> [PROVIDED INFORMATION]:
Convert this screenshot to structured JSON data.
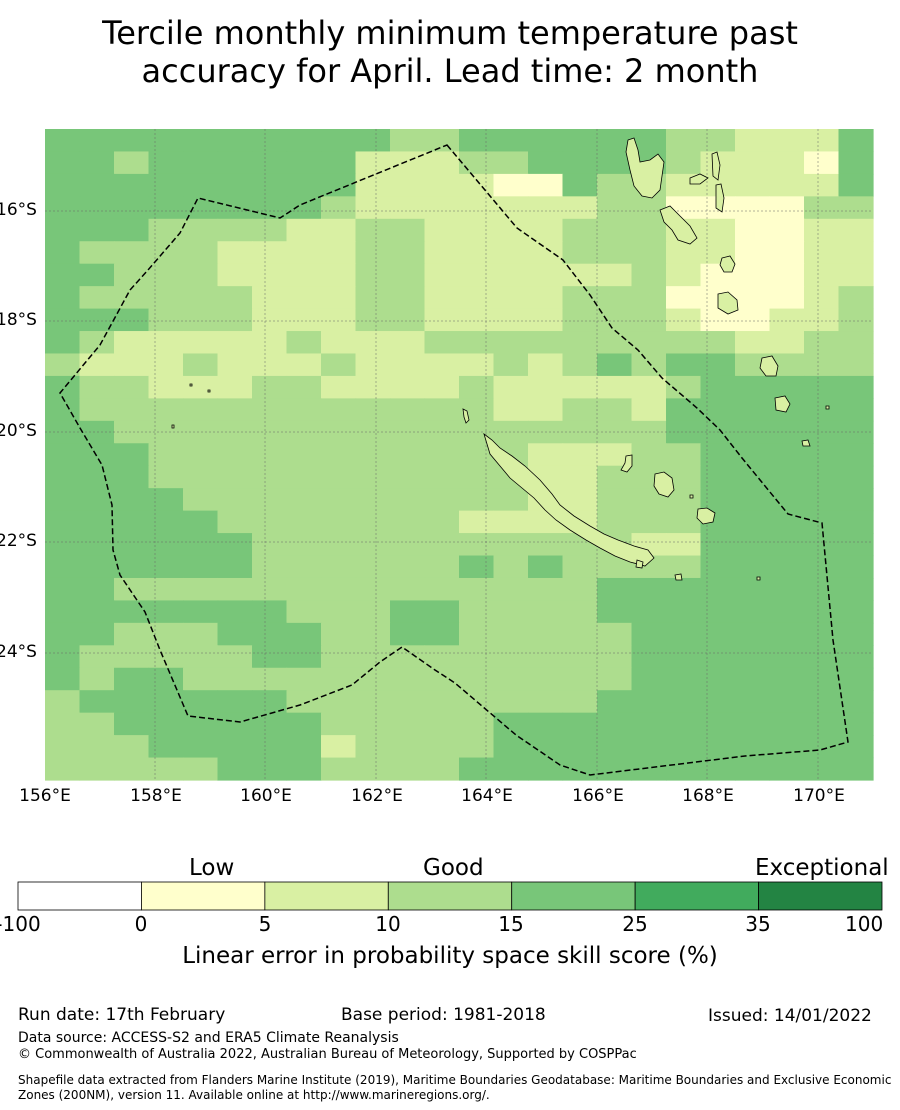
{
  "title_line1": "Tercile monthly minimum temperature past",
  "title_line2": "accuracy for April. Lead time: 2 month",
  "map": {
    "lon_labels": [
      "156°E",
      "158°E",
      "160°E",
      "162°E",
      "164°E",
      "166°E",
      "168°E",
      "170°E"
    ],
    "lat_labels": [
      "16°S",
      "18°S",
      "20°S",
      "22°S",
      "24°S"
    ],
    "lon_range": [
      155.95,
      171.05
    ],
    "lat_range": [
      -14.55,
      -26.4
    ],
    "colors": {
      "0": "#ffffff",
      "1": "#ffffcc",
      "2": "#d9f0a3",
      "3": "#addd8e",
      "4": "#78c679",
      "5": "#41ab5d",
      "6": "#238443",
      "grid_line": "#666666",
      "eez_line": "#000000",
      "coast_line": "#000000"
    }
  },
  "colorbar": {
    "categories": [
      "Low",
      "Good",
      "Exceptional"
    ],
    "ticks": [
      "-100",
      "0",
      "5",
      "10",
      "15",
      "25",
      "35",
      "100"
    ],
    "colors": [
      "#ffffff",
      "#ffffcc",
      "#d9f0a3",
      "#addd8e",
      "#78c679",
      "#41ab5d",
      "#238443"
    ],
    "xlabel": "Linear error in probability space skill score (%)"
  },
  "footer": {
    "run_date": "Run date: 17th February",
    "base_period": "Base period: 1981-2018",
    "issued": "Issued: 14/01/2022",
    "data_source": "Data source: ACCESS-S2 and ERA5 Climate Reanalysis",
    "copyright": "© Commonwealth of Australia 2022, Australian Bureau of Meteorology, Supported by COSPPac",
    "shapefile": "Shapefile data extracted from Flanders Marine Institute (2019), Maritime Boundaries Geodatabase: Maritime Boundaries and Exclusive Economic Zones (200NM), version 11. Available online at http://www.marineregions.org/."
  }
}
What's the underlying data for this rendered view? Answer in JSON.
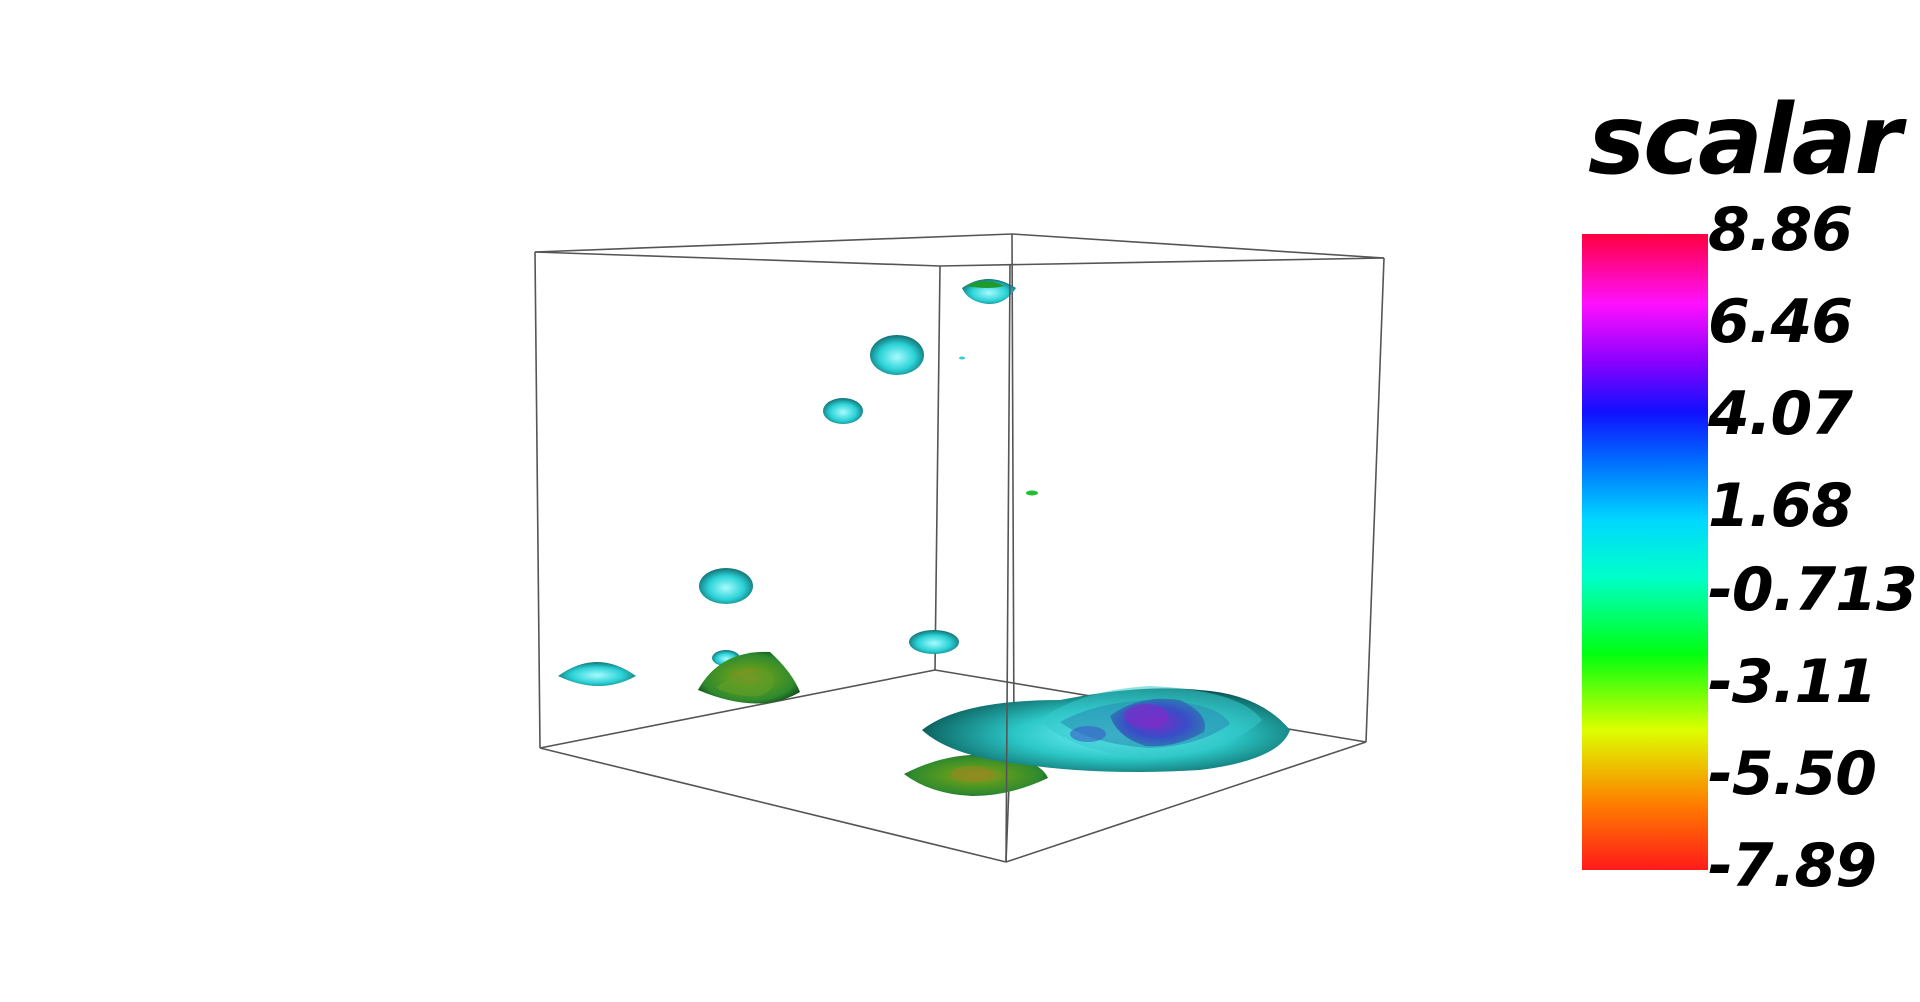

> [EXERCISE BRIEF]:
Output the full set of records above without changing a word, and drop the images.

> [TASK OUTPUT]:
Convert this screenshot to structured JSON data.
{
  "title_line1": "Tercile monthly minimum temperature past",
  "title_line2": "accuracy for April. Lead time: 2 month",
  "map": {
    "lon_labels": [
      "156°E",
      "158°E",
      "160°E",
      "162°E",
      "164°E",
      "166°E",
      "168°E",
      "170°E"
    ],
    "lat_labels": [
      "16°S",
      "18°S",
      "20°S",
      "22°S",
      "24°S"
    ],
    "lon_range": [
      155.95,
      171.05
    ],
    "lat_range": [
      -14.55,
      -26.4
    ],
    "colors": {
      "0": "#ffffff",
      "1": "#ffffcc",
      "2": "#d9f0a3",
      "3": "#addd8e",
      "4": "#78c679",
      "5": "#41ab5d",
      "6": "#238443",
      "grid_line": "#666666",
      "eez_line": "#000000",
      "coast_line": "#000000"
    }
  },
  "colorbar": {
    "categories": [
      "Low",
      "Good",
      "Exceptional"
    ],
    "ticks": [
      "-100",
      "0",
      "5",
      "10",
      "15",
      "25",
      "35",
      "100"
    ],
    "colors": [
      "#ffffff",
      "#ffffcc",
      "#d9f0a3",
      "#addd8e",
      "#78c679",
      "#41ab5d",
      "#238443"
    ],
    "xlabel": "Linear error in probability space skill score (%)"
  },
  "footer": {
    "run_date": "Run date: 17th February",
    "base_period": "Base period: 1981-2018",
    "issued": "Issued: 14/01/2022",
    "data_source": "Data source: ACCESS-S2 and ERA5 Climate Reanalysis",
    "copyright": "© Commonwealth of Australia 2022, Australian Bureau of Meteorology, Supported by COSPPac",
    "shapefile": "Shapefile data extracted from Flanders Marine Institute (2019), Maritime Boundaries Geodatabase: Maritime Boundaries and Exclusive Economic Zones (200NM), version 11. Available online at http://www.marineregions.org/."
  }
}
What's the underlying data for this rendered view? Answer in JSON.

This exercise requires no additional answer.